EXERCISE DATA:
——————————

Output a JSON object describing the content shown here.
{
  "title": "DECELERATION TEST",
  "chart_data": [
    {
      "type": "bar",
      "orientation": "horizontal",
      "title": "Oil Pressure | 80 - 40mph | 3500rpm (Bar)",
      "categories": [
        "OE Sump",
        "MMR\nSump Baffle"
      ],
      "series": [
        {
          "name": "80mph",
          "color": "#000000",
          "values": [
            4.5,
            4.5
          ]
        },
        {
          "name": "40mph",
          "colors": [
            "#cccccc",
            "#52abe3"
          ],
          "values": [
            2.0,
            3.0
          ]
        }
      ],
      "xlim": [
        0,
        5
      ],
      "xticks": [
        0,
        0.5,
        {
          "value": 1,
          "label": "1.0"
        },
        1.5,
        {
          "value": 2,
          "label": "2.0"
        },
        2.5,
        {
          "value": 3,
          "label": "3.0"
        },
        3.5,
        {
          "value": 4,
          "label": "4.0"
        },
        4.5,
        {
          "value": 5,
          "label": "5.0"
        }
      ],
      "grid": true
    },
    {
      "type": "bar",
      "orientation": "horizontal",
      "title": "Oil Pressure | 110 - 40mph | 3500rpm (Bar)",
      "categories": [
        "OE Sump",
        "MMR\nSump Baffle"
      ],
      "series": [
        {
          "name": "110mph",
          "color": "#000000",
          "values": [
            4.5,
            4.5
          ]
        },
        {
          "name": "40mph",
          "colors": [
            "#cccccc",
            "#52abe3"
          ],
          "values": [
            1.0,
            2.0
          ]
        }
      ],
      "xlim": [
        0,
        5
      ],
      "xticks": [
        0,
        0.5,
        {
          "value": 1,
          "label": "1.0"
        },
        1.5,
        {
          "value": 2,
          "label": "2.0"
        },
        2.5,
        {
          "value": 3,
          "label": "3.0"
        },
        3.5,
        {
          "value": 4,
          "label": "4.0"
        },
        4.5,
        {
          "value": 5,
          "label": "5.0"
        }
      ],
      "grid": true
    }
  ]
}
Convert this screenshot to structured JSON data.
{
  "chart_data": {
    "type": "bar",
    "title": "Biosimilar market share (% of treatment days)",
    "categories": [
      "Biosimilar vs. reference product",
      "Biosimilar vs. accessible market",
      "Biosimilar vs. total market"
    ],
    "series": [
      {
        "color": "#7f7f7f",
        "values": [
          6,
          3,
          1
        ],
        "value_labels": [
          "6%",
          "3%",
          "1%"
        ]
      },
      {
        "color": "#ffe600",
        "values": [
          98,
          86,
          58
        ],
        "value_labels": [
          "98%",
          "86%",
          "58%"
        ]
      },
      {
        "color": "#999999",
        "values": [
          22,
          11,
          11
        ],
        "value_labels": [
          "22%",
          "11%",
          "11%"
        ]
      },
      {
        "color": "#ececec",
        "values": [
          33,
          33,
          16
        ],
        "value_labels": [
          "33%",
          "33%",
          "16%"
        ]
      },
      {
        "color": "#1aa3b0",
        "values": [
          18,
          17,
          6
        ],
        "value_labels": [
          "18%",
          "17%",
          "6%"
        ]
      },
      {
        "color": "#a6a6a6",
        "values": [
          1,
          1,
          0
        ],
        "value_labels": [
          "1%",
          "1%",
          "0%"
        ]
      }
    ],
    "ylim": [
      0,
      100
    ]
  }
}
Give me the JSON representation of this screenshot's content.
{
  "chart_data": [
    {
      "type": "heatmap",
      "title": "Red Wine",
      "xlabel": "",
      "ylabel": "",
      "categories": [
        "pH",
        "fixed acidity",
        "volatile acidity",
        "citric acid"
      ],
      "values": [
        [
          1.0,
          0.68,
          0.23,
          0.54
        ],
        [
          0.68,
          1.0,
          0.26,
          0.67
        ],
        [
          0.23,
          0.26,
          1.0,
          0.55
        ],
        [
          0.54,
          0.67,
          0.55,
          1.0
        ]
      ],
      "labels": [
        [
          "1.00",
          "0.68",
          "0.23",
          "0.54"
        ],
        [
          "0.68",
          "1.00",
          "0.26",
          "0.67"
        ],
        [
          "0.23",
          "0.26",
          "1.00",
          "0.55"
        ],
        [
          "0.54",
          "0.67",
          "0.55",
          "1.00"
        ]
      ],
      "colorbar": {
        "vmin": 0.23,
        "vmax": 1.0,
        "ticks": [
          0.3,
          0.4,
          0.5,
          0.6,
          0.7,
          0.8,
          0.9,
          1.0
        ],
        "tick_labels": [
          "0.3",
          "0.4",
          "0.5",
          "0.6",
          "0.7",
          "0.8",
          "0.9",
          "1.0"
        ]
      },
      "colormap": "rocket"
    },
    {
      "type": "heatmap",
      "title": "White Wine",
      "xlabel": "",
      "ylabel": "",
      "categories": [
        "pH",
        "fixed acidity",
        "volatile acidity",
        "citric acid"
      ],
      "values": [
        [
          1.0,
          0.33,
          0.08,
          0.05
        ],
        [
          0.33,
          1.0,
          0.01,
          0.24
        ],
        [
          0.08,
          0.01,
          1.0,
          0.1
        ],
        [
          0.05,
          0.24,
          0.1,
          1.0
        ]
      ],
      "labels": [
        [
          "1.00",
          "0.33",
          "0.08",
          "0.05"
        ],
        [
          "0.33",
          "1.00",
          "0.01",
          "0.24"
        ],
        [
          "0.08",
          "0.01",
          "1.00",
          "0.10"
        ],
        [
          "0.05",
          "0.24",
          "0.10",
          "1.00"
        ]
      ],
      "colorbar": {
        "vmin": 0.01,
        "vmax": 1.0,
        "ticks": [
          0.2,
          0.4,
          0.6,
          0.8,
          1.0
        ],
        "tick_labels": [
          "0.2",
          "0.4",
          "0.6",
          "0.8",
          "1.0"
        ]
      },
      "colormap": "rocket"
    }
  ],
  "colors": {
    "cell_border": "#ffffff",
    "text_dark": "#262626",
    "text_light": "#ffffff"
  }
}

——————————

GOAL:
Restate the listing above word for word.

COMPLETE ANSWER:
Output a JSON object describing the content shown here.
{
  "title": "DECELERATION TEST",
  "chart_data": [
    {
      "type": "bar",
      "orientation": "horizontal",
      "title": "Oil Pressure | 80 - 40mph | 3500rpm (Bar)",
      "categories": [
        "OE Sump",
        "MMR\nSump Baffle"
      ],
      "series": [
        {
          "name": "80mph",
          "color": "#000000",
          "values": [
            4.5,
            4.5
          ]
        },
        {
          "name": "40mph",
          "colors": [
            "#cccccc",
            "#52abe3"
          ],
          "values": [
            2.0,
            3.0
          ]
        }
      ],
      "xlim": [
        0,
        5
      ],
      "xticks": [
        0,
        0.5,
        {
          "value": 1,
          "label": "1.0"
        },
        1.5,
        {
          "value": 2,
          "label": "2.0"
        },
        2.5,
        {
          "value": 3,
          "label": "3.0"
        },
        3.5,
        {
          "value": 4,
          "label": "4.0"
        },
        4.5,
        {
          "value": 5,
          "label": "5.0"
        }
      ],
      "grid": true
    },
    {
      "type": "bar",
      "orientation": "horizontal",
      "title": "Oil Pressure | 110 - 40mph | 3500rpm (Bar)",
      "categories": [
        "OE Sump",
        "MMR\nSump Baffle"
      ],
      "series": [
        {
          "name": "110mph",
          "color": "#000000",
          "values": [
            4.5,
            4.5
          ]
        },
        {
          "name": "40mph",
          "colors": [
            "#cccccc",
            "#52abe3"
          ],
          "values": [
            1.0,
            2.0
          ]
        }
      ],
      "xlim": [
        0,
        5
      ],
      "xticks": [
        0,
        0.5,
        {
          "value": 1,
          "label": "1.0"
        },
        1.5,
        {
          "value": 2,
          "label": "2.0"
        },
        2.5,
        {
          "value": 3,
          "label": "3.0"
        },
        3.5,
        {
          "value": 4,
          "label": "4.0"
        },
        4.5,
        {
          "value": 5,
          "label": "5.0"
        }
      ],
      "grid": true
    }
  ]
}
Convert this screenshot to structured JSON data.
{
  "chart_data": {
    "type": "bar",
    "title": "Biosimilar market share (% of treatment days)",
    "categories": [
      "Biosimilar vs. reference product",
      "Biosimilar vs. accessible market",
      "Biosimilar vs. total market"
    ],
    "series": [
      {
        "color": "#7f7f7f",
        "values": [
          6,
          3,
          1
        ],
        "value_labels": [
          "6%",
          "3%",
          "1%"
        ]
      },
      {
        "color": "#ffe600",
        "values": [
          98,
          86,
          58
        ],
        "value_labels": [
          "98%",
          "86%",
          "58%"
        ]
      },
      {
        "color": "#999999",
        "values": [
          22,
          11,
          11
        ],
        "value_labels": [
          "22%",
          "11%",
          "11%"
        ]
      },
      {
        "color": "#ececec",
        "values": [
          33,
          33,
          16
        ],
        "value_labels": [
          "33%",
          "33%",
          "16%"
        ]
      },
      {
        "color": "#1aa3b0",
        "values": [
          18,
          17,
          6
        ],
        "value_labels": [
          "18%",
          "17%",
          "6%"
        ]
      },
      {
        "color": "#a6a6a6",
        "values": [
          1,
          1,
          0
        ],
        "value_labels": [
          "1%",
          "1%",
          "0%"
        ]
      }
    ],
    "ylim": [
      0,
      100
    ]
  }
}
Give me the JSON representation of this screenshot's content.
{
  "chart_data": [
    {
      "type": "heatmap",
      "title": "Red Wine",
      "xlabel": "",
      "ylabel": "",
      "categories": [
        "pH",
        "fixed acidity",
        "volatile acidity",
        "citric acid"
      ],
      "values": [
        [
          1.0,
          0.68,
          0.23,
          0.54
        ],
        [
          0.68,
          1.0,
          0.26,
          0.67
        ],
        [
          0.23,
          0.26,
          1.0,
          0.55
        ],
        [
          0.54,
          0.67,
          0.55,
          1.0
        ]
      ],
      "labels": [
        [
          "1.00",
          "0.68",
          "0.23",
          "0.54"
        ],
        [
          "0.68",
          "1.00",
          "0.26",
          "0.67"
        ],
        [
          "0.23",
          "0.26",
          "1.00",
          "0.55"
        ],
        [
          "0.54",
          "0.67",
          "0.55",
          "1.00"
        ]
      ],
      "colorbar": {
        "vmin": 0.23,
        "vmax": 1.0,
        "ticks": [
          0.3,
          0.4,
          0.5,
          0.6,
          0.7,
          0.8,
          0.9,
          1.0
        ],
        "tick_labels": [
          "0.3",
          "0.4",
          "0.5",
          "0.6",
          "0.7",
          "0.8",
          "0.9",
          "1.0"
        ]
      },
      "colormap": "rocket"
    },
    {
      "type": "heatmap",
      "title": "White Wine",
      "xlabel": "",
      "ylabel": "",
      "categories": [
        "pH",
        "fixed acidity",
        "volatile acidity",
        "citric acid"
      ],
      "values": [
        [
          1.0,
          0.33,
          0.08,
          0.05
        ],
        [
          0.33,
          1.0,
          0.01,
          0.24
        ],
        [
          0.08,
          0.01,
          1.0,
          0.1
        ],
        [
          0.05,
          0.24,
          0.1,
          1.0
        ]
      ],
      "labels": [
        [
          "1.00",
          "0.33",
          "0.08",
          "0.05"
        ],
        [
          "0.33",
          "1.00",
          "0.01",
          "0.24"
        ],
        [
          "0.08",
          "0.01",
          "1.00",
          "0.10"
        ],
        [
          "0.05",
          "0.24",
          "0.10",
          "1.00"
        ]
      ],
      "colorbar": {
        "vmin": 0.01,
        "vmax": 1.0,
        "ticks": [
          0.2,
          0.4,
          0.6,
          0.8,
          1.0
        ],
        "tick_labels": [
          "0.2",
          "0.4",
          "0.6",
          "0.8",
          "1.0"
        ]
      },
      "colormap": "rocket"
    }
  ],
  "colors": {
    "cell_border": "#ffffff",
    "text_dark": "#262626",
    "text_light": "#ffffff"
  }
}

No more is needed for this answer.